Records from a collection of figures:
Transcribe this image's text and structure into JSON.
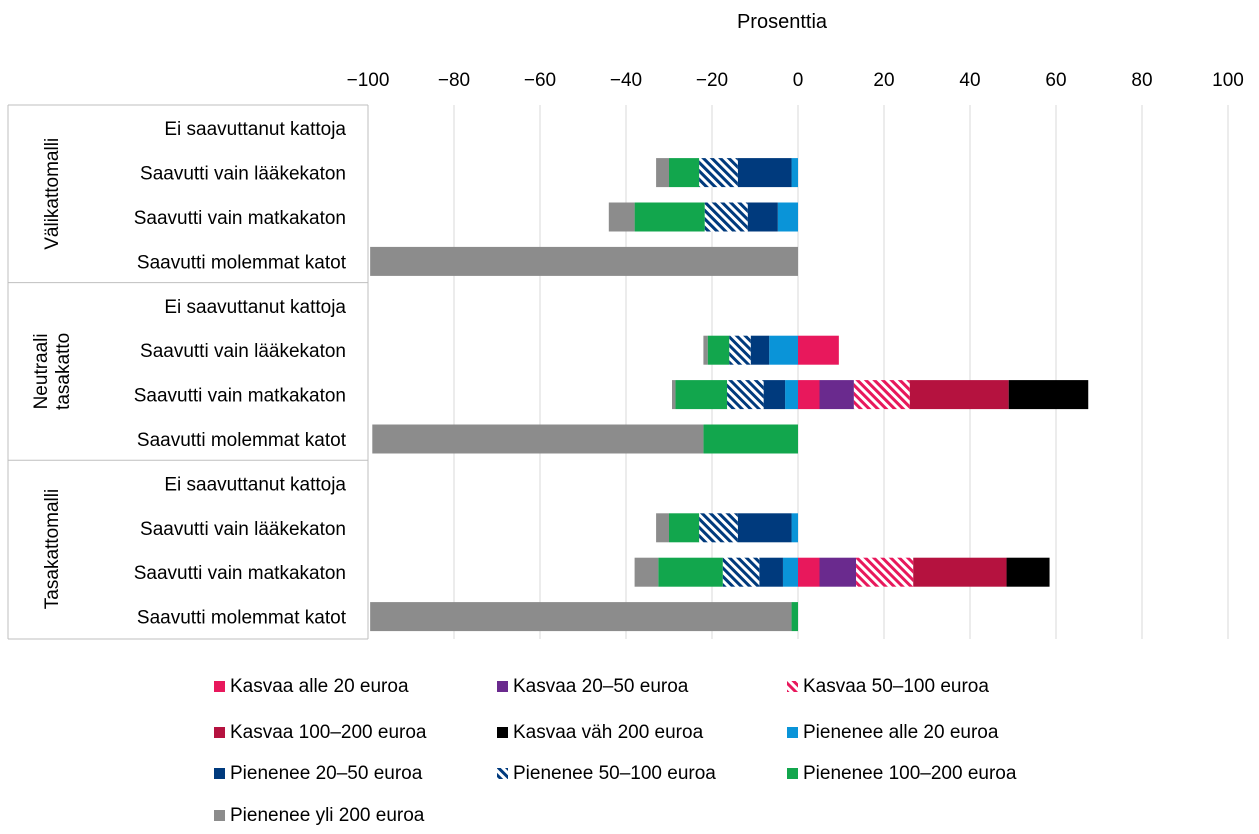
{
  "chart_data": {
    "type": "bar",
    "orientation": "horizontal",
    "stacked": true,
    "title": "",
    "xlabel": "Prosenttia",
    "xlim": [
      -100,
      100
    ],
    "xticks": [
      -100,
      -80,
      -60,
      -40,
      -20,
      0,
      20,
      40,
      60,
      80,
      100
    ],
    "xtick_labels": [
      "−100",
      "−80",
      "−60",
      "−40",
      "−20",
      "0",
      "20",
      "40",
      "60",
      "80",
      "100"
    ],
    "grid": true,
    "legend_position": "bottom",
    "groups": [
      {
        "label": "Välikattomalli",
        "label_lines": [
          "Välikattomalli"
        ]
      },
      {
        "label": "Neutraali tasakatto",
        "label_lines": [
          "Neutraali",
          "tasakatto"
        ]
      },
      {
        "label": "Tasakattomalli",
        "label_lines": [
          "Tasakattomalli"
        ]
      }
    ],
    "categories": [
      {
        "group": 0,
        "label": "Ei saavuttanut kattoja"
      },
      {
        "group": 0,
        "label": "Saavutti vain lääkekaton"
      },
      {
        "group": 0,
        "label": "Saavutti vain matkakaton"
      },
      {
        "group": 0,
        "label": "Saavutti molemmat katot"
      },
      {
        "group": 1,
        "label": "Ei saavuttanut kattoja"
      },
      {
        "group": 1,
        "label": "Saavutti vain lääkekaton"
      },
      {
        "group": 1,
        "label": "Saavutti vain matkakaton"
      },
      {
        "group": 1,
        "label": "Saavutti molemmat katot"
      },
      {
        "group": 2,
        "label": "Ei saavuttanut kattoja"
      },
      {
        "group": 2,
        "label": "Saavutti vain lääkekaton"
      },
      {
        "group": 2,
        "label": "Saavutti vain matkakaton"
      },
      {
        "group": 2,
        "label": "Saavutti molemmat katot"
      }
    ],
    "series": [
      {
        "name": "Kasvaa alle 20 euroa",
        "direction": "positive",
        "color": "#e8185c",
        "pattern": false,
        "values": [
          0,
          0,
          0,
          0,
          0,
          9.5,
          5,
          0,
          0,
          0,
          5,
          0
        ]
      },
      {
        "name": "Kasvaa 20–50 euroa",
        "direction": "positive",
        "color": "#6a2a8e",
        "pattern": false,
        "values": [
          0,
          0,
          0,
          0,
          0,
          0,
          8,
          0,
          0,
          0,
          8.5,
          0
        ]
      },
      {
        "name": "Kasvaa 50–100 euroa",
        "direction": "positive",
        "color": "#e8185c",
        "pattern": true,
        "values": [
          0,
          0,
          0,
          0,
          0,
          0,
          13,
          0,
          0,
          0,
          13.3,
          0
        ]
      },
      {
        "name": "Kasvaa 100–200 euroa",
        "direction": "positive",
        "color": "#b5123f",
        "pattern": false,
        "values": [
          0,
          0,
          0,
          0,
          0,
          0,
          23,
          0,
          0,
          0,
          21.7,
          0
        ]
      },
      {
        "name": "Kasvaa väh 200 euroa",
        "direction": "positive",
        "color": "#000000",
        "pattern": false,
        "values": [
          0,
          0,
          0,
          0,
          0,
          0,
          18.5,
          0,
          0,
          0,
          10,
          0
        ]
      },
      {
        "name": "Pienenee alle 20 euroa",
        "direction": "negative",
        "color": "#0a94d8",
        "pattern": false,
        "values": [
          0,
          1.5,
          4.7,
          0,
          0,
          6.7,
          3,
          0,
          0,
          1.5,
          3.5,
          0
        ]
      },
      {
        "name": "Pienenee 20–50 euroa",
        "direction": "negative",
        "color": "#003a7d",
        "pattern": false,
        "values": [
          0,
          12.5,
          7,
          0,
          0,
          4.3,
          5,
          0,
          0,
          12.5,
          5.5,
          0
        ]
      },
      {
        "name": "Pienenee 50–100 euroa",
        "direction": "negative",
        "color": "#003a7d",
        "pattern": true,
        "values": [
          0,
          9,
          10,
          0,
          0,
          5,
          8.5,
          0,
          0,
          9,
          8.5,
          0
        ]
      },
      {
        "name": "Pienenee 100–200 euroa",
        "direction": "negative",
        "color": "#12a64d",
        "pattern": false,
        "values": [
          0,
          7,
          16.3,
          0,
          0,
          5,
          12,
          22,
          0,
          7,
          15,
          1.5
        ]
      },
      {
        "name": "Pienenee yli 200 euroa",
        "direction": "negative",
        "color": "#8c8c8c",
        "pattern": false,
        "values": [
          0,
          3,
          6,
          99.5,
          0,
          1,
          0.8,
          77,
          0,
          3,
          5.5,
          98
        ]
      }
    ],
    "legend_order": [
      "Kasvaa alle 20 euroa",
      "Kasvaa 20–50 euroa",
      "Kasvaa 50–100 euroa",
      "Kasvaa 100–200 euroa",
      "Kasvaa väh 200 euroa",
      "Pienenee alle 20 euroa",
      "Pienenee 20–50 euroa",
      "Pienenee 50–100 euroa",
      "Pienenee 100–200 euroa",
      "Pienenee yli 200 euroa"
    ]
  }
}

Directions for this task: Can you restate all the records above word for word while dropping the pictures?

Expected output:
Transcribe this image's text and structure into JSON.
{
  "chart_data": {
    "type": "bar",
    "orientation": "horizontal",
    "stacked": true,
    "title": "",
    "xlabel": "Prosenttia",
    "xlim": [
      -100,
      100
    ],
    "xticks": [
      -100,
      -80,
      -60,
      -40,
      -20,
      0,
      20,
      40,
      60,
      80,
      100
    ],
    "xtick_labels": [
      "−100",
      "−80",
      "−60",
      "−40",
      "−20",
      "0",
      "20",
      "40",
      "60",
      "80",
      "100"
    ],
    "grid": true,
    "legend_position": "bottom",
    "groups": [
      {
        "label": "Välikattomalli",
        "label_lines": [
          "Välikattomalli"
        ]
      },
      {
        "label": "Neutraali tasakatto",
        "label_lines": [
          "Neutraali",
          "tasakatto"
        ]
      },
      {
        "label": "Tasakattomalli",
        "label_lines": [
          "Tasakattomalli"
        ]
      }
    ],
    "categories": [
      {
        "group": 0,
        "label": "Ei saavuttanut kattoja"
      },
      {
        "group": 0,
        "label": "Saavutti vain lääkekaton"
      },
      {
        "group": 0,
        "label": "Saavutti vain matkakaton"
      },
      {
        "group": 0,
        "label": "Saavutti molemmat katot"
      },
      {
        "group": 1,
        "label": "Ei saavuttanut kattoja"
      },
      {
        "group": 1,
        "label": "Saavutti vain lääkekaton"
      },
      {
        "group": 1,
        "label": "Saavutti vain matkakaton"
      },
      {
        "group": 1,
        "label": "Saavutti molemmat katot"
      },
      {
        "group": 2,
        "label": "Ei saavuttanut kattoja"
      },
      {
        "group": 2,
        "label": "Saavutti vain lääkekaton"
      },
      {
        "group": 2,
        "label": "Saavutti vain matkakaton"
      },
      {
        "group": 2,
        "label": "Saavutti molemmat katot"
      }
    ],
    "series": [
      {
        "name": "Kasvaa alle 20 euroa",
        "direction": "positive",
        "color": "#e8185c",
        "pattern": false,
        "values": [
          0,
          0,
          0,
          0,
          0,
          9.5,
          5,
          0,
          0,
          0,
          5,
          0
        ]
      },
      {
        "name": "Kasvaa 20–50 euroa",
        "direction": "positive",
        "color": "#6a2a8e",
        "pattern": false,
        "values": [
          0,
          0,
          0,
          0,
          0,
          0,
          8,
          0,
          0,
          0,
          8.5,
          0
        ]
      },
      {
        "name": "Kasvaa 50–100 euroa",
        "direction": "positive",
        "color": "#e8185c",
        "pattern": true,
        "values": [
          0,
          0,
          0,
          0,
          0,
          0,
          13,
          0,
          0,
          0,
          13.3,
          0
        ]
      },
      {
        "name": "Kasvaa 100–200 euroa",
        "direction": "positive",
        "color": "#b5123f",
        "pattern": false,
        "values": [
          0,
          0,
          0,
          0,
          0,
          0,
          23,
          0,
          0,
          0,
          21.7,
          0
        ]
      },
      {
        "name": "Kasvaa väh 200 euroa",
        "direction": "positive",
        "color": "#000000",
        "pattern": false,
        "values": [
          0,
          0,
          0,
          0,
          0,
          0,
          18.5,
          0,
          0,
          0,
          10,
          0
        ]
      },
      {
        "name": "Pienenee alle 20 euroa",
        "direction": "negative",
        "color": "#0a94d8",
        "pattern": false,
        "values": [
          0,
          1.5,
          4.7,
          0,
          0,
          6.7,
          3,
          0,
          0,
          1.5,
          3.5,
          0
        ]
      },
      {
        "name": "Pienenee 20–50 euroa",
        "direction": "negative",
        "color": "#003a7d",
        "pattern": false,
        "values": [
          0,
          12.5,
          7,
          0,
          0,
          4.3,
          5,
          0,
          0,
          12.5,
          5.5,
          0
        ]
      },
      {
        "name": "Pienenee 50–100 euroa",
        "direction": "negative",
        "color": "#003a7d",
        "pattern": true,
        "values": [
          0,
          9,
          10,
          0,
          0,
          5,
          8.5,
          0,
          0,
          9,
          8.5,
          0
        ]
      },
      {
        "name": "Pienenee 100–200 euroa",
        "direction": "negative",
        "color": "#12a64d",
        "pattern": false,
        "values": [
          0,
          7,
          16.3,
          0,
          0,
          5,
          12,
          22,
          0,
          7,
          15,
          1.5
        ]
      },
      {
        "name": "Pienenee yli 200 euroa",
        "direction": "negative",
        "color": "#8c8c8c",
        "pattern": false,
        "values": [
          0,
          3,
          6,
          99.5,
          0,
          1,
          0.8,
          77,
          0,
          3,
          5.5,
          98
        ]
      }
    ],
    "legend_order": [
      "Kasvaa alle 20 euroa",
      "Kasvaa 20–50 euroa",
      "Kasvaa 50–100 euroa",
      "Kasvaa 100–200 euroa",
      "Kasvaa väh 200 euroa",
      "Pienenee alle 20 euroa",
      "Pienenee 20–50 euroa",
      "Pienenee 50–100 euroa",
      "Pienenee 100–200 euroa",
      "Pienenee yli 200 euroa"
    ]
  }
}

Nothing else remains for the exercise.